Dataset:

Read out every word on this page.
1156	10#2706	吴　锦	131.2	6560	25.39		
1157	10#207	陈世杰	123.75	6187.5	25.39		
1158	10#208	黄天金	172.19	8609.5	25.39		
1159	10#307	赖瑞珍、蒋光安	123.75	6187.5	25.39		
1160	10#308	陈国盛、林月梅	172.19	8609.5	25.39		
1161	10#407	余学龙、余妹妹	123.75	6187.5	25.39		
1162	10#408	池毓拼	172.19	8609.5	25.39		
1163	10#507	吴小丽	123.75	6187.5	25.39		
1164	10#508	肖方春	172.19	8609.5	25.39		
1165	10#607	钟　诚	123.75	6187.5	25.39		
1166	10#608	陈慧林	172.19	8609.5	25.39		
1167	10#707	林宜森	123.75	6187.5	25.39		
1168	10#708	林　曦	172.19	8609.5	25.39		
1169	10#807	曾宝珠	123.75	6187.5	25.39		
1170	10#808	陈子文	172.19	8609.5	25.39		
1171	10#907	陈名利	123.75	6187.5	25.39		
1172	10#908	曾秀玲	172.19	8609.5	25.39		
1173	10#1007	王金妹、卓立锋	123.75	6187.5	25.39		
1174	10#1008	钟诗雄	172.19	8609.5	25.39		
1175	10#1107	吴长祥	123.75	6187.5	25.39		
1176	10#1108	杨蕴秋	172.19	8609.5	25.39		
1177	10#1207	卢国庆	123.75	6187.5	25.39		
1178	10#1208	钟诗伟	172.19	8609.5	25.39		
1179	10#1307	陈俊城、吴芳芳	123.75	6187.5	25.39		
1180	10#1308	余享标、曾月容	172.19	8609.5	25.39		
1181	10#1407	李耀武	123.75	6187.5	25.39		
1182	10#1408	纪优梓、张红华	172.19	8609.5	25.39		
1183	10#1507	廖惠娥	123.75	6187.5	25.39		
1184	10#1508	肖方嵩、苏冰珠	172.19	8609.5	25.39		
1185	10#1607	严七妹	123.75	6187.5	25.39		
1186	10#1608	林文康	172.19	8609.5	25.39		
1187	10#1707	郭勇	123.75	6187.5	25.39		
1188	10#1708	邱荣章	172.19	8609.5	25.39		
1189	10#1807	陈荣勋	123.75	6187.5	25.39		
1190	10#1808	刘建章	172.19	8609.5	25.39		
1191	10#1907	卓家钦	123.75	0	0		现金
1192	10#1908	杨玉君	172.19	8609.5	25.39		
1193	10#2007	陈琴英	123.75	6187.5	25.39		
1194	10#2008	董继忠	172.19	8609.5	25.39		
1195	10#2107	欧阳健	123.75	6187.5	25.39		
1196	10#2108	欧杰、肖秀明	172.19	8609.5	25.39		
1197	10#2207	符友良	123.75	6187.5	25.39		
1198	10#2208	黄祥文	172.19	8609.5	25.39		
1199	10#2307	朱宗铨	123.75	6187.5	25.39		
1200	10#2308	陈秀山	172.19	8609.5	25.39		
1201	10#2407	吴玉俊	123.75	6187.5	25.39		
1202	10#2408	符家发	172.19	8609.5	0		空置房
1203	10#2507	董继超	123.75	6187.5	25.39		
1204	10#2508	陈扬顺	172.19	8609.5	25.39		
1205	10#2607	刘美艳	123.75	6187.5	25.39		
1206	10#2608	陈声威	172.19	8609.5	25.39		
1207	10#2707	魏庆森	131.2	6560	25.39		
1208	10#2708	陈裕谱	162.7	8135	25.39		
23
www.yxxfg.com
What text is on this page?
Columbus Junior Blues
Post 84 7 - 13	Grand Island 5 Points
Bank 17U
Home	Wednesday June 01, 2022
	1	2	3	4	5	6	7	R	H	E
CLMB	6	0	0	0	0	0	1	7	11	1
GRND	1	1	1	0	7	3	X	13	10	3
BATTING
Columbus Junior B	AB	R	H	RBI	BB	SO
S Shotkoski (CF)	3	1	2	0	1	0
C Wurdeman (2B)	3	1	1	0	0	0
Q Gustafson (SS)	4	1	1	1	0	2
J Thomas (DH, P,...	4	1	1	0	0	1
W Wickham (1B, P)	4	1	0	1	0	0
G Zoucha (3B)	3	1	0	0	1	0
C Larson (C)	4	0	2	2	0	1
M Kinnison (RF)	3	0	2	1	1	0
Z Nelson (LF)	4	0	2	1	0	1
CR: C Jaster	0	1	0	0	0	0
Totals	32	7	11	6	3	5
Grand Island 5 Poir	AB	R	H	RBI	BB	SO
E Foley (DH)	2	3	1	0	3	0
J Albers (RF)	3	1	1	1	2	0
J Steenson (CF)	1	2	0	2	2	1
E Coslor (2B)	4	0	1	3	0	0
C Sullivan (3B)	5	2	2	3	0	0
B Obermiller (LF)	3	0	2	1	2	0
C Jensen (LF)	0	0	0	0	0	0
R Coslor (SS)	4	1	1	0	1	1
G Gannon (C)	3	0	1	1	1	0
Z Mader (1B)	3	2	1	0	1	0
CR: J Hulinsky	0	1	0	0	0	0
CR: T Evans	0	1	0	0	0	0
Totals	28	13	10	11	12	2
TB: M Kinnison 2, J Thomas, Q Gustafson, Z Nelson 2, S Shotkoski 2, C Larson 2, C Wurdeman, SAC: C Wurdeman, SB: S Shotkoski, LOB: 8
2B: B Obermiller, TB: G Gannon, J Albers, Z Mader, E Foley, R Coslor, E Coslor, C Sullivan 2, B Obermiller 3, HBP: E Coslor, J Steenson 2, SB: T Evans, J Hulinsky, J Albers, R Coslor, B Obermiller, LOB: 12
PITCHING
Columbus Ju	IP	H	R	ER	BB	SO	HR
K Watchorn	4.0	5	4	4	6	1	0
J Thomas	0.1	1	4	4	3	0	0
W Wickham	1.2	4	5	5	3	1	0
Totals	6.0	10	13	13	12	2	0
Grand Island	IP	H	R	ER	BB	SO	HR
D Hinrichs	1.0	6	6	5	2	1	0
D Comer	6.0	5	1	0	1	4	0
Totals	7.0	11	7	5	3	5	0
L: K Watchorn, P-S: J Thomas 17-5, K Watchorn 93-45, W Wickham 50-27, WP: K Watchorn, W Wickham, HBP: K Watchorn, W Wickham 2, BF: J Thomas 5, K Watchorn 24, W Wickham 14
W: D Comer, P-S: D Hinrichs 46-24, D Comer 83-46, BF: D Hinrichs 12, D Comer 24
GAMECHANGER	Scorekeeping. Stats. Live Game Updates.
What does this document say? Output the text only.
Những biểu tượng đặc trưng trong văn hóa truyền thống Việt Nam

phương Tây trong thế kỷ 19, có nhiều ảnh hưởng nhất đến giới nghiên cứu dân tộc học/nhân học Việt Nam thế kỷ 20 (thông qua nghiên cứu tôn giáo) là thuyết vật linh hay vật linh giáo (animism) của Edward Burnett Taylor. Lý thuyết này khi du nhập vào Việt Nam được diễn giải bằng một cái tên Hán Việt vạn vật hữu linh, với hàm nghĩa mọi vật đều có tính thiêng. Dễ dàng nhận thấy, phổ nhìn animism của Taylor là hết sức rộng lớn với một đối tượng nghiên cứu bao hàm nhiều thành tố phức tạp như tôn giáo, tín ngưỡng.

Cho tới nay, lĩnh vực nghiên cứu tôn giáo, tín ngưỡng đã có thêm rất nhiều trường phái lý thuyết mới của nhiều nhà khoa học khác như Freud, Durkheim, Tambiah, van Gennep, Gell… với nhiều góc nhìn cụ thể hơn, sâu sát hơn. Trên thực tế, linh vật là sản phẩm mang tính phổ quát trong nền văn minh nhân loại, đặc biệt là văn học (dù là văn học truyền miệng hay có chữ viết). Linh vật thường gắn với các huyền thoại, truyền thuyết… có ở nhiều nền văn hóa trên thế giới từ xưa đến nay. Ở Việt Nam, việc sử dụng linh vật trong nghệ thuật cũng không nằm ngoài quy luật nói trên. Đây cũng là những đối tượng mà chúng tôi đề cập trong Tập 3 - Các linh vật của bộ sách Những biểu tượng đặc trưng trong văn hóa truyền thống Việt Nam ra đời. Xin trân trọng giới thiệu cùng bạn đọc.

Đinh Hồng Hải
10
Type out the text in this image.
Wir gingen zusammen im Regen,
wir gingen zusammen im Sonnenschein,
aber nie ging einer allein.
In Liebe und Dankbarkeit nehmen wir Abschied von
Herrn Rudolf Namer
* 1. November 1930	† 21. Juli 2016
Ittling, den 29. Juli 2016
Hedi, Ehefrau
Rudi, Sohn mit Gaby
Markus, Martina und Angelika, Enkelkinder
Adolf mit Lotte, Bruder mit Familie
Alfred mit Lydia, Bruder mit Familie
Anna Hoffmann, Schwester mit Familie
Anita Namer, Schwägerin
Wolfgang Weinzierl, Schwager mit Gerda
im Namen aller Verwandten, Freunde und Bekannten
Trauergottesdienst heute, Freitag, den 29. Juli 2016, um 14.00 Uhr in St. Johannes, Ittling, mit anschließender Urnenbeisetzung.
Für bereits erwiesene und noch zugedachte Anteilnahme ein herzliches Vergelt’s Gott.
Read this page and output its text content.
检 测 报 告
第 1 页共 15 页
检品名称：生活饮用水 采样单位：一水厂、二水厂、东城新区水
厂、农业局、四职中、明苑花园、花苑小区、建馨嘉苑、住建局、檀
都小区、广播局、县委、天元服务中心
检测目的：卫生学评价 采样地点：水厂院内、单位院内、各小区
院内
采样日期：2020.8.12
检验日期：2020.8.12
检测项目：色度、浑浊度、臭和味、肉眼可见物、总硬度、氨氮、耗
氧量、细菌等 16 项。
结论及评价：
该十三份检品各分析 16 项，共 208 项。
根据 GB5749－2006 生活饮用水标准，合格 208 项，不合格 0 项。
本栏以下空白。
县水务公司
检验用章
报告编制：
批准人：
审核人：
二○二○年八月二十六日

What you will do:
Report only the number of lines that hold the string "biểu" in this listing.

Correct answer:
2